* [Instructions for the task]: Your task is to copy every line of the records below that contains "this".

* [The input]:
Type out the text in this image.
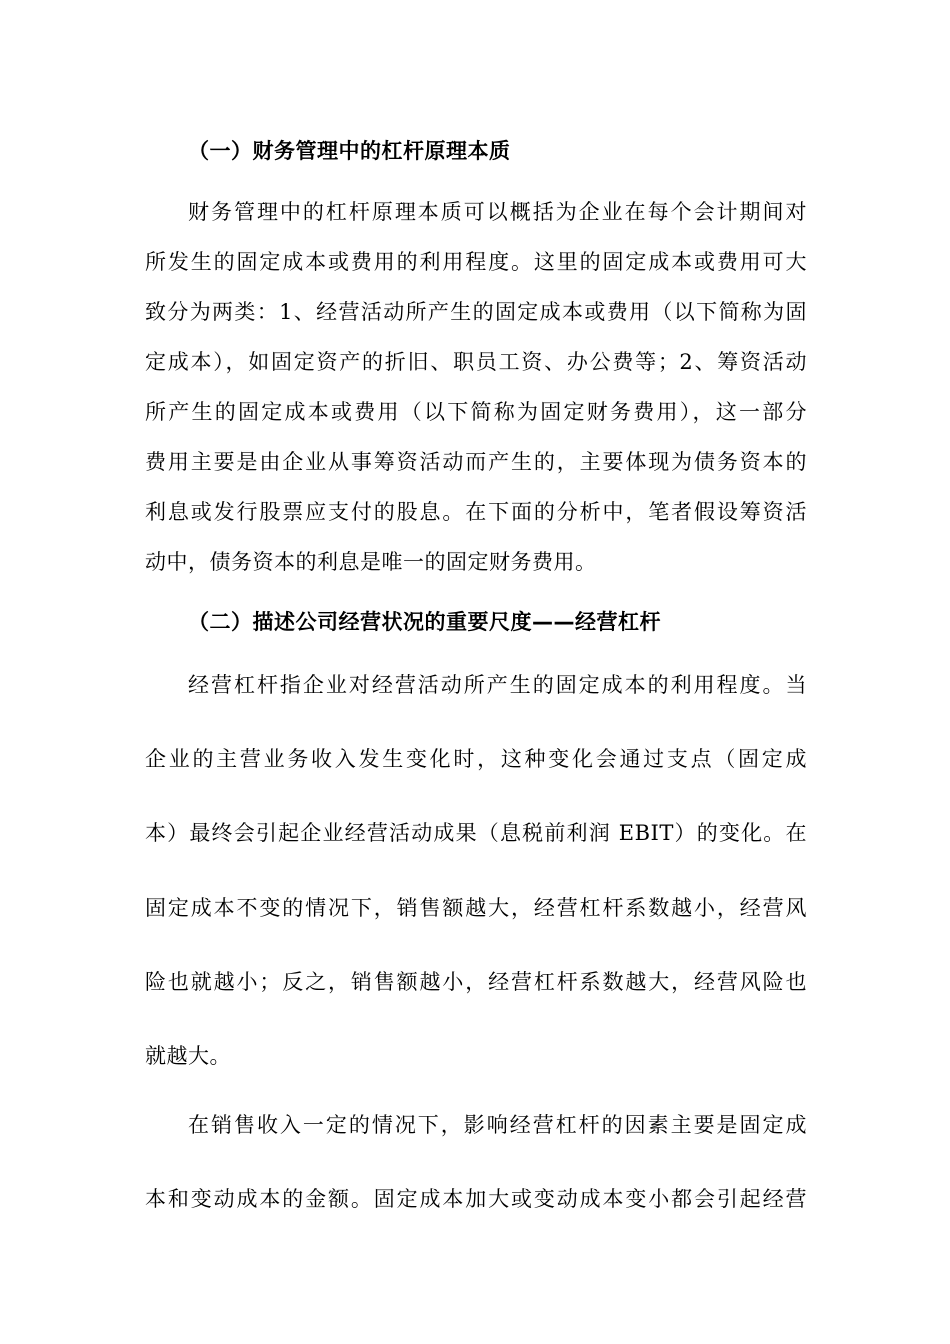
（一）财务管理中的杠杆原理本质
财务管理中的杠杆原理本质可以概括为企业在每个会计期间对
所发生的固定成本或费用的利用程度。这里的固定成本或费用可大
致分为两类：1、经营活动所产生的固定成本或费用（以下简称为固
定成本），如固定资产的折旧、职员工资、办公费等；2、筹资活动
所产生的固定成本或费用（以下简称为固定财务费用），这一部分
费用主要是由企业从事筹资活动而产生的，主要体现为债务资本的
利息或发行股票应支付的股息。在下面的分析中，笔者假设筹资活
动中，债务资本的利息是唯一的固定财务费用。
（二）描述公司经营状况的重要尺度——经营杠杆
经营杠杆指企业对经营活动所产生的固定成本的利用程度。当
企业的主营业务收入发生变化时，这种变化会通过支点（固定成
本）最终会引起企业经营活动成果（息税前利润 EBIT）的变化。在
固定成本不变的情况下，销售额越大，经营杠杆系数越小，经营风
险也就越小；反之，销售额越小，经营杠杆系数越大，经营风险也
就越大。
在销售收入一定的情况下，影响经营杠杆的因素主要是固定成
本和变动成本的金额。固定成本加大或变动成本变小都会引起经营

* * *

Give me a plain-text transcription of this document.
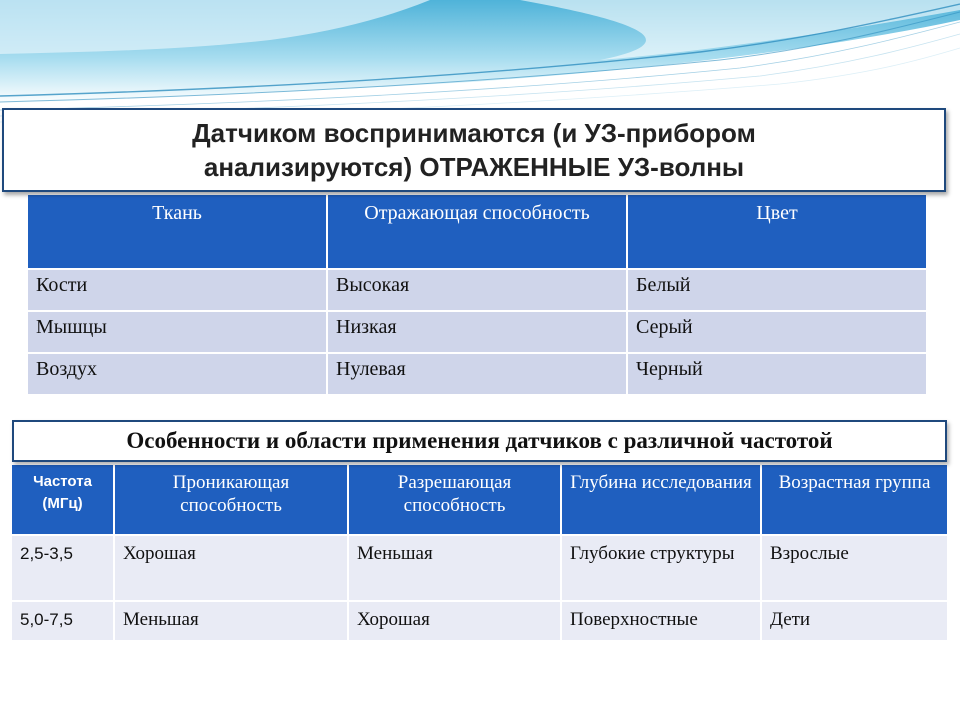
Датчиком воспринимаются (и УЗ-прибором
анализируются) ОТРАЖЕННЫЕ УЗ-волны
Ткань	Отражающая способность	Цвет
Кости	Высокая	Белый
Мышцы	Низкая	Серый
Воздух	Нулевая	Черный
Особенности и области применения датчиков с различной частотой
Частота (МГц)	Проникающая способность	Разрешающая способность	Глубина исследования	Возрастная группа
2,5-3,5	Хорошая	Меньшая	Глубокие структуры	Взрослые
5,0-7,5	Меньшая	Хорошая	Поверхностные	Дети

* [Response]:
Type out the text in this image.
Give me a plain-text transcription of this document.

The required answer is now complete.